**What is required**
Skip all pictures, then print the remaining material exactly.

[Data excerpts]
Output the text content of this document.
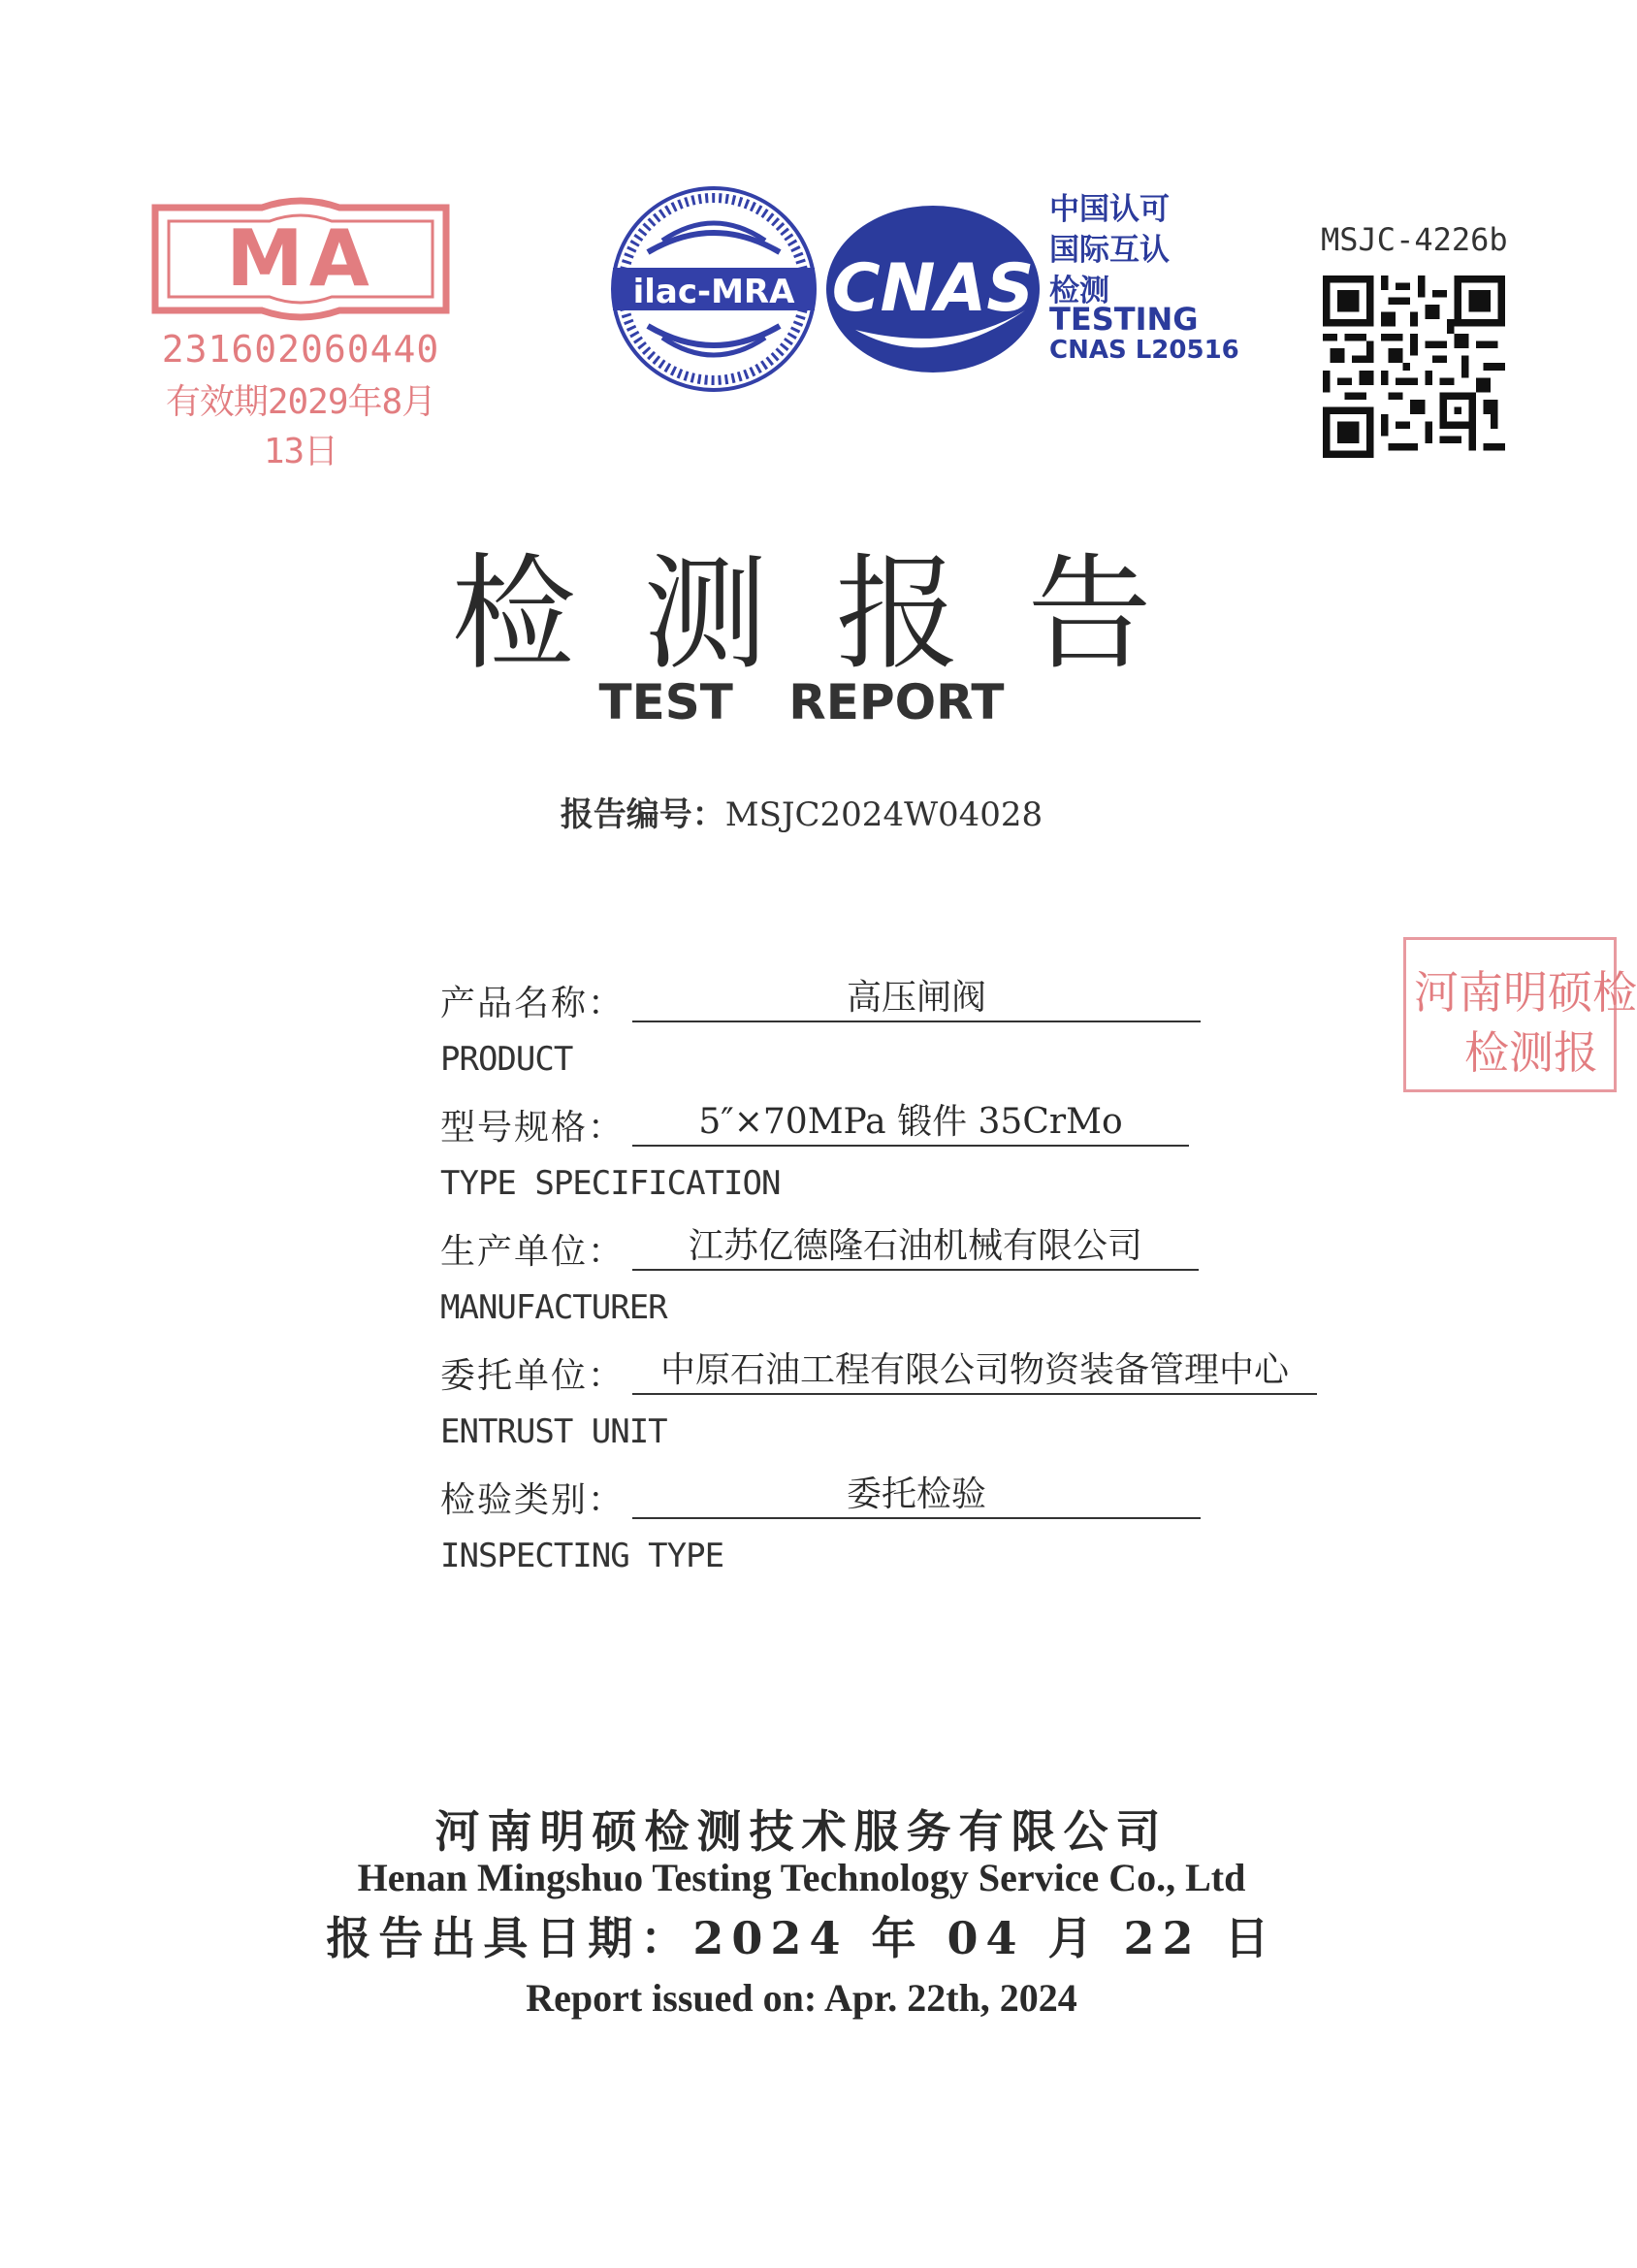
MA
231602060440
有效期2029年8月13日
ilac-MRA CNAS
中国认可
国际互认
检测
TESTING
CNAS L20516
MSJC-4226b
检测报告
TEST REPORT
报告编号：MSJC2024W04028
河南明硕检
检测报
产品名称：	高压闸阀
PRODUCT
型号规格：	5″×70MPa 锻件 35CrMo
TYPE SPECIFICATION
生产单位：	江苏亿德隆石油机械有限公司
MANUFACTURER
委托单位：	中原石油工程有限公司物资装备管理中心
ENTRUST UNIT
检验类别：	委托检验
INSPECTING TYPE
河南明硕检测技术服务有限公司
Henan Mingshuo Testing Technology Service Co., Ltd
报告出具日期：2024 年 04 月 22 日
Report issued on: Apr. 22th, 2024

**Written answer**
Output the text content of this document.
MA
231602060440
有效期2029年8月13日
ilac-MRA CNAS
中国认可
国际互认
检测
TESTING
CNAS L20516
MSJC-4226b
检测报告
TEST REPORT
报告编号：MSJC2024W04028
河南明硕检
检测报
产品名称：	高压闸阀
PRODUCT
型号规格：	5″×70MPa 锻件 35CrMo
TYPE SPECIFICATION
生产单位：	江苏亿德隆石油机械有限公司
MANUFACTURER
委托单位：	中原石油工程有限公司物资装备管理中心
ENTRUST UNIT
检验类别：	委托检验
INSPECTING TYPE
河南明硕检测技术服务有限公司
Henan Mingshuo Testing Technology Service Co., Ltd
报告出具日期：2024 年 04 月 22 日
Report issued on: Apr. 22th, 2024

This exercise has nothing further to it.